__WRITTEN REQUEST__
List the lines of this listing that hold the word "Jahre".
========================================
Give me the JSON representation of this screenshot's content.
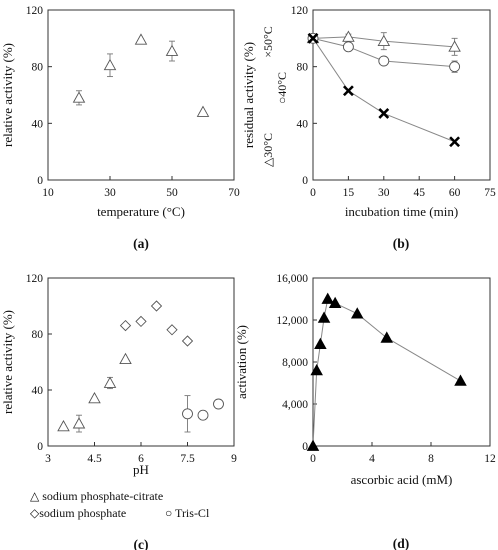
{
  "chart_data": [
    {
      "panel": "a",
      "type": "scatter",
      "panel_label": "(a)",
      "xlabel": "temperature (°C)",
      "ylabel": "relative activity (%)",
      "xlim": [
        10,
        70
      ],
      "ylim": [
        0,
        120
      ],
      "xticks": [
        10,
        30,
        50,
        70
      ],
      "yticks": [
        0,
        40,
        80,
        120
      ],
      "series": [
        {
          "marker": "triangle",
          "filled": false,
          "x": [
            20,
            30,
            40,
            50,
            60
          ],
          "y": [
            58,
            81,
            99,
            91,
            48
          ],
          "err": [
            5,
            8,
            0,
            7,
            0
          ]
        }
      ]
    },
    {
      "panel": "b",
      "type": "line",
      "panel_label": "(b)",
      "xlabel": "incubation time (min)",
      "ylabel": "residual activity (%)",
      "xlim": [
        0,
        75
      ],
      "ylim": [
        0,
        120
      ],
      "xticks": [
        0,
        15,
        30,
        45,
        60,
        75
      ],
      "yticks": [
        0,
        40,
        80,
        120
      ],
      "legend_placement": "inside-left, rotated along y-axis",
      "series": [
        {
          "name": "30°C",
          "legend_symbol": "△",
          "marker": "triangle",
          "filled": false,
          "x": [
            0,
            15,
            30,
            60
          ],
          "y": [
            100,
            101,
            98,
            94
          ],
          "err": [
            0,
            2,
            6,
            6
          ]
        },
        {
          "name": "40°C",
          "legend_symbol": "○",
          "marker": "circle",
          "filled": false,
          "x": [
            0,
            15,
            30,
            60
          ],
          "y": [
            100,
            94,
            84,
            80
          ],
          "err": [
            0,
            2,
            2,
            4
          ]
        },
        {
          "name": "50°C",
          "legend_symbol": "×",
          "marker": "cross",
          "filled": true,
          "x": [
            0,
            15,
            30,
            60
          ],
          "y": [
            100,
            63,
            47,
            27
          ],
          "err": [
            0,
            0,
            0,
            0
          ]
        }
      ]
    },
    {
      "panel": "c",
      "type": "scatter",
      "panel_label": "(c)",
      "xlabel": "pH",
      "ylabel": "relative activity (%)",
      "xlim": [
        3,
        9
      ],
      "ylim": [
        0,
        120
      ],
      "xticks": [
        3,
        4.5,
        6,
        7.5,
        9
      ],
      "yticks": [
        0,
        40,
        80,
        120
      ],
      "legend_placement": "below",
      "series": [
        {
          "name": "sodium phosphate-citrate",
          "legend_symbol": "△",
          "marker": "triangle",
          "filled": false,
          "x": [
            3.5,
            4.0,
            4.5,
            5.0,
            5.5
          ],
          "y": [
            14,
            16,
            34,
            45,
            62
          ],
          "err": [
            0,
            6,
            0,
            4,
            0
          ]
        },
        {
          "name": "sodium phosphate",
          "legend_symbol": "◇",
          "marker": "diamond",
          "filled": false,
          "x": [
            5.5,
            6.0,
            6.5,
            7.0,
            7.5
          ],
          "y": [
            86,
            89,
            100,
            83,
            75
          ],
          "err": [
            0,
            0,
            0,
            0,
            0
          ]
        },
        {
          "name": "Tris-Cl",
          "legend_symbol": "○",
          "marker": "circle",
          "filled": false,
          "x": [
            7.5,
            8.0,
            8.5
          ],
          "y": [
            23,
            22,
            30
          ],
          "err": [
            13,
            0,
            0
          ]
        }
      ]
    },
    {
      "panel": "d",
      "type": "line",
      "panel_label": "(d)",
      "xlabel": "ascorbic acid (mM)",
      "ylabel": "activation (%)",
      "xlim": [
        0,
        12
      ],
      "ylim": [
        0,
        16000
      ],
      "xticks": [
        0,
        4,
        8,
        12
      ],
      "yticks": [
        0,
        4000,
        8000,
        12000,
        16000
      ],
      "ytick_labels": [
        "0",
        "4,000",
        "8,000",
        "12,000",
        "16,000"
      ],
      "series": [
        {
          "marker": "triangle",
          "filled": true,
          "x": [
            0,
            0.25,
            0.5,
            0.75,
            1.0,
            1.5,
            3,
            5,
            10
          ],
          "y": [
            0,
            7200,
            9700,
            12200,
            14000,
            13600,
            12600,
            10300,
            6200
          ],
          "err": [
            0,
            0,
            0,
            0,
            0,
            0,
            0,
            0,
            0
          ]
        }
      ]
    }
  ]
}
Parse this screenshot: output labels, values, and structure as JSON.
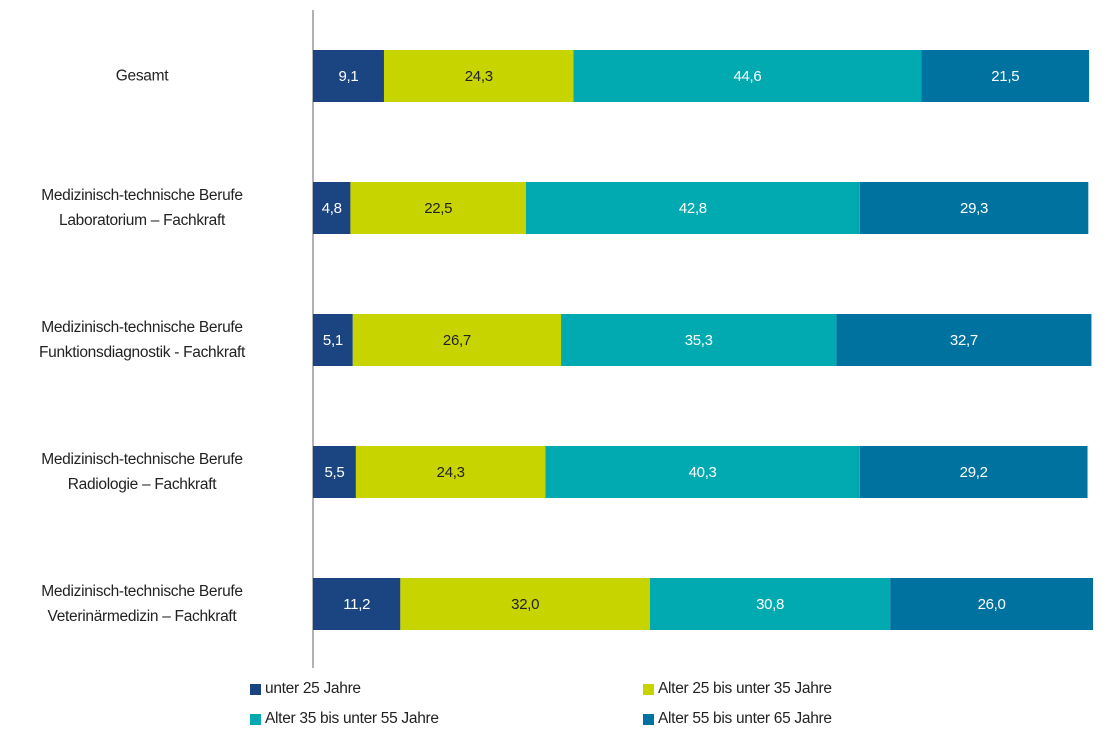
{
  "chart_data": {
    "type": "stacked_barh",
    "categories": [
      "Gesamt",
      "Medizinisch-technische Berufe\nLaboratorium – Fachkraft",
      "Medizinisch-technische Berufe\nFunktionsdiagnostik - Fachkraft",
      "Medizinisch-technische Berufe\nRadiologie – Fachkraft",
      "Medizinisch-technische Berufe\nVeterinärmedizin – Fachkraft"
    ],
    "series": [
      {
        "name": "unter 25 Jahre",
        "color": "#1b4580",
        "text_color": "#ffffff",
        "values": [
          9.1,
          4.8,
          5.1,
          5.5,
          11.2
        ],
        "value_labels": [
          "9,1",
          "4,8",
          "5,1",
          "5,5",
          "11,2"
        ]
      },
      {
        "name": "Alter 25 bis unter 35 Jahre",
        "color": "#c8d400",
        "text_color": "#222222",
        "values": [
          24.3,
          22.5,
          26.7,
          24.3,
          32.0
        ],
        "value_labels": [
          "24,3",
          "22,5",
          "26,7",
          "24,3",
          "32,0"
        ]
      },
      {
        "name": "Alter 35 bis unter 55 Jahre",
        "color": "#00aab0",
        "text_color": "#ffffff",
        "values": [
          44.6,
          42.8,
          35.3,
          40.3,
          30.8
        ],
        "value_labels": [
          "44,6",
          "42,8",
          "35,3",
          "40,3",
          "30,8"
        ]
      },
      {
        "name": "Alter 55 bis unter 65 Jahre",
        "color": "#0072a0",
        "text_color": "#ffffff",
        "values": [
          21.5,
          29.3,
          32.7,
          29.2,
          26.0
        ],
        "value_labels": [
          "21,5",
          "29,3",
          "32,7",
          "29,2",
          "26,0"
        ]
      }
    ],
    "xlim": [
      0,
      100
    ]
  }
}
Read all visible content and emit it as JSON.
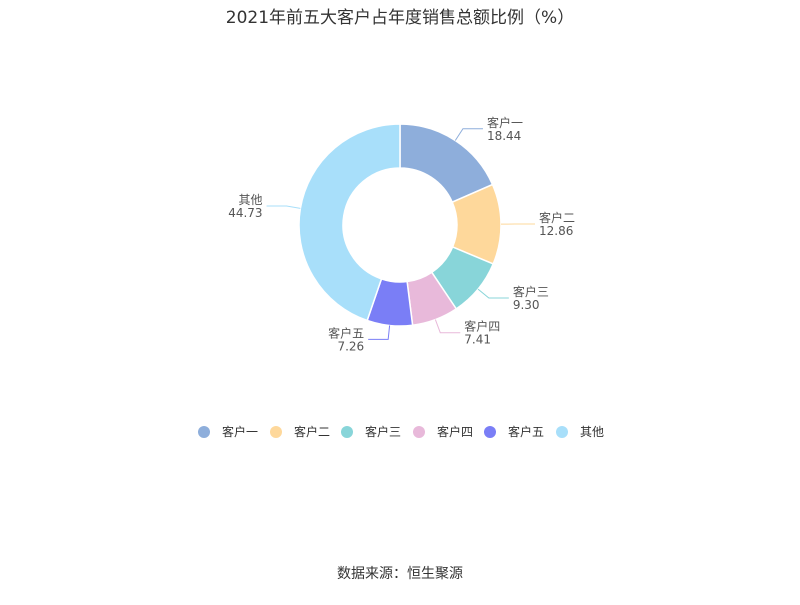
{
  "chart_data": {
    "type": "pie",
    "variant": "donut",
    "title": "2021年前五大客户占年度销售总额比例（%）",
    "categories": [
      "客户一",
      "客户二",
      "客户三",
      "客户四",
      "客户五",
      "其他"
    ],
    "values": [
      18.44,
      12.86,
      9.3,
      7.41,
      7.26,
      44.73
    ],
    "value_labels": [
      "18.44",
      "12.86",
      "9.30",
      "7.41",
      "7.26",
      "44.73"
    ],
    "colors": [
      "#8eaedb",
      "#fed89b",
      "#88d5d9",
      "#e8b9da",
      "#7a7ef6",
      "#a8dffa"
    ],
    "legend_position": "bottom"
  },
  "source": "数据来源：恒生聚源"
}
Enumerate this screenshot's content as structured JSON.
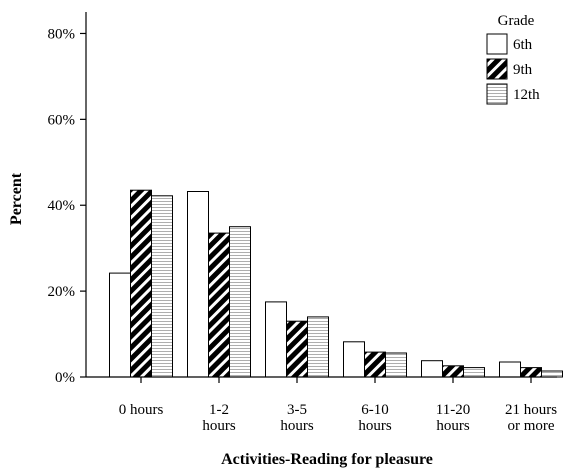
{
  "chart_data": {
    "type": "bar",
    "title": "",
    "xlabel": "Activities-Reading for pleasure",
    "ylabel": "Percent",
    "ylim": [
      0,
      85
    ],
    "yticks": [
      "0%",
      "20%",
      "40%",
      "60%",
      "80%"
    ],
    "ytick_values": [
      0,
      20,
      40,
      60,
      80
    ],
    "grid": false,
    "categories": [
      [
        "0 hours"
      ],
      [
        "1-2",
        "hours"
      ],
      [
        "3-5",
        "hours"
      ],
      [
        "6-10",
        "hours"
      ],
      [
        "11-20",
        "hours"
      ],
      [
        "21 hours",
        "or more"
      ]
    ],
    "legend": {
      "title": "Grade",
      "placement": "top-right"
    },
    "series": [
      {
        "name": "6th",
        "pattern": "white",
        "values": [
          24.2,
          43.2,
          17.5,
          8.2,
          3.8,
          3.5
        ]
      },
      {
        "name": "9th",
        "pattern": "diagonal",
        "values": [
          43.5,
          33.5,
          13.0,
          5.8,
          2.6,
          2.2
        ]
      },
      {
        "name": "12th",
        "pattern": "lines",
        "values": [
          42.2,
          35.0,
          14.0,
          5.6,
          2.2,
          1.4
        ]
      }
    ]
  }
}
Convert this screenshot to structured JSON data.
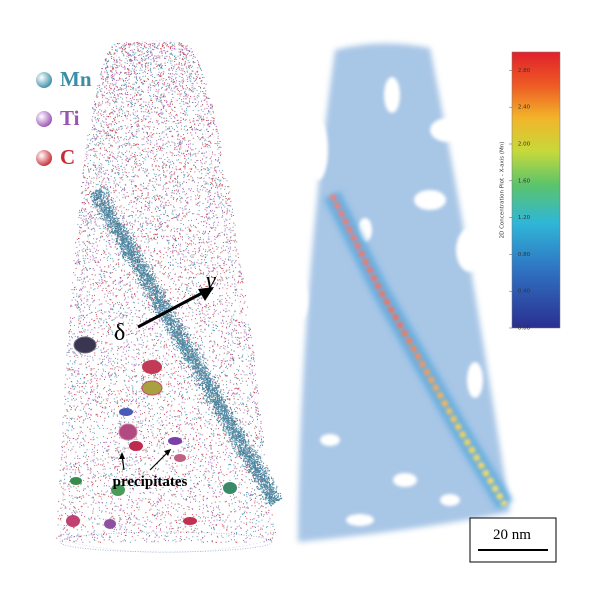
{
  "legend": [
    {
      "label": "Mn",
      "color": "#3a8ea6"
    },
    {
      "label": "Ti",
      "color": "#9a52b3"
    },
    {
      "label": "C",
      "color": "#c62a33"
    }
  ],
  "annotations": {
    "delta": "δ",
    "gamma": "γ",
    "precipitates": "precipitates"
  },
  "colorbar": {
    "label": "2D Concentration Plot - X-axis (Mn)",
    "range": [
      0,
      3.0
    ],
    "ticks": [
      {
        "value": 0,
        "label": "0.00"
      },
      {
        "value": 0.4,
        "label": "0.40"
      },
      {
        "value": 0.8,
        "label": "0.80"
      },
      {
        "value": 1.2,
        "label": "1.20"
      },
      {
        "value": 1.6,
        "label": "1.60"
      },
      {
        "value": 2.0,
        "label": "2.00"
      },
      {
        "value": 2.4,
        "label": "2.40"
      },
      {
        "value": 2.8,
        "label": "2.80"
      }
    ]
  },
  "scale_bar": "20 nm"
}
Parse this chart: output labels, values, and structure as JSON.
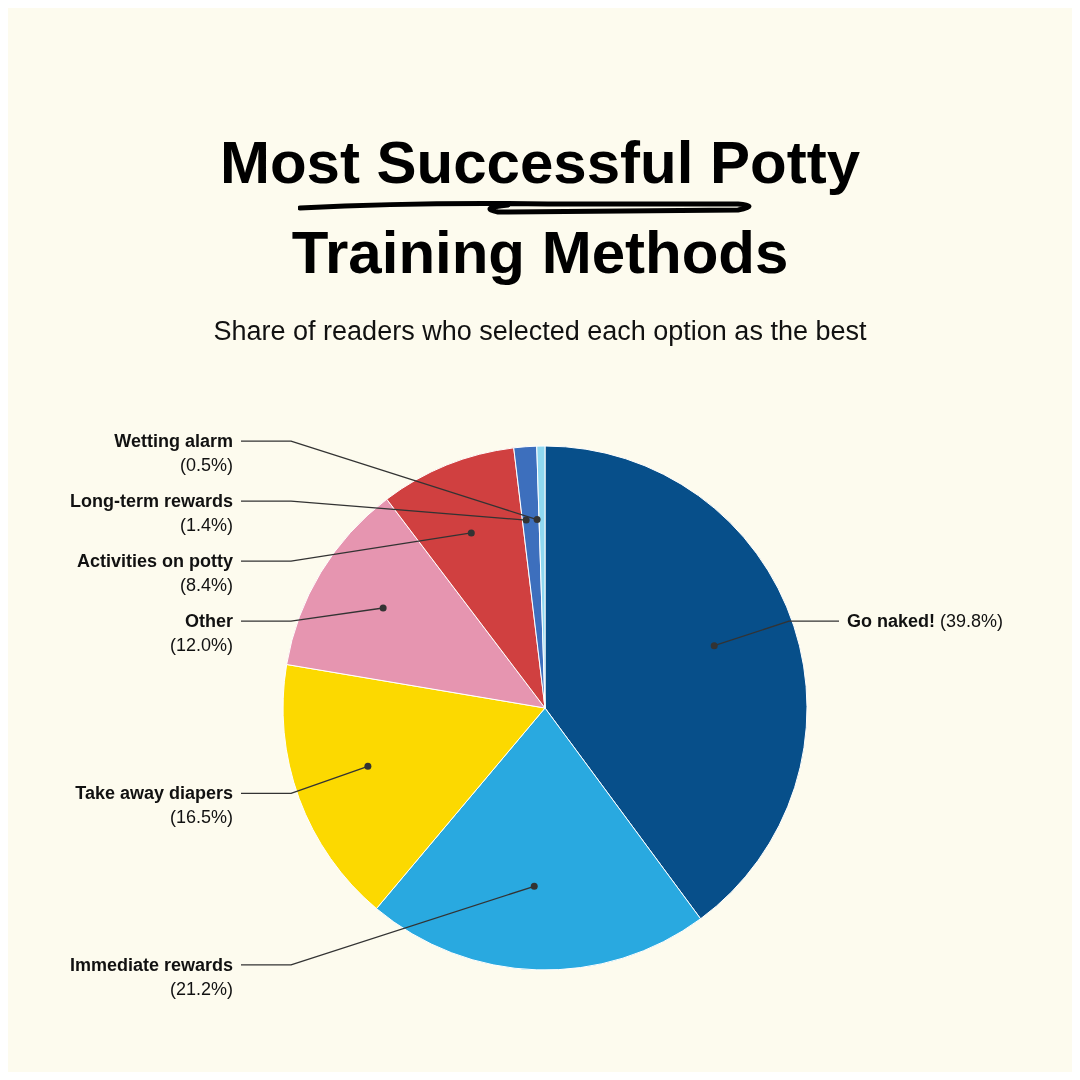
{
  "chart_data": {
    "type": "pie",
    "title": "Most Successful Potty Training Methods",
    "subtitle": "Share of readers who selected each option as the best",
    "categories": [
      "Go naked!",
      "Immediate rewards",
      "Take away diapers",
      "Other",
      "Activities on potty",
      "Long-term rewards",
      "Wetting alarm"
    ],
    "values": [
      39.8,
      21.2,
      16.5,
      12.0,
      8.4,
      1.4,
      0.5
    ],
    "colors": [
      "#074f8a",
      "#29a9e0",
      "#fcd900",
      "#e695b0",
      "#d04040",
      "#3d6fbd",
      "#8fd8f0"
    ],
    "value_labels": [
      "(39.8%)",
      "(21.2%)",
      "(16.5%)",
      "(12.0%)",
      "(8.4%)",
      "(1.4%)",
      "(0.5%)"
    ]
  }
}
========================================
__WRITTEN ANSWER__
        "name": "unter 25 Jahre",
        "name": "Alter 25 bis unter 35 Jahre",
        "name": "Alter 35 bis unter 55 Jahre",
        "name": "Alter 55 bis unter 65 Jahre",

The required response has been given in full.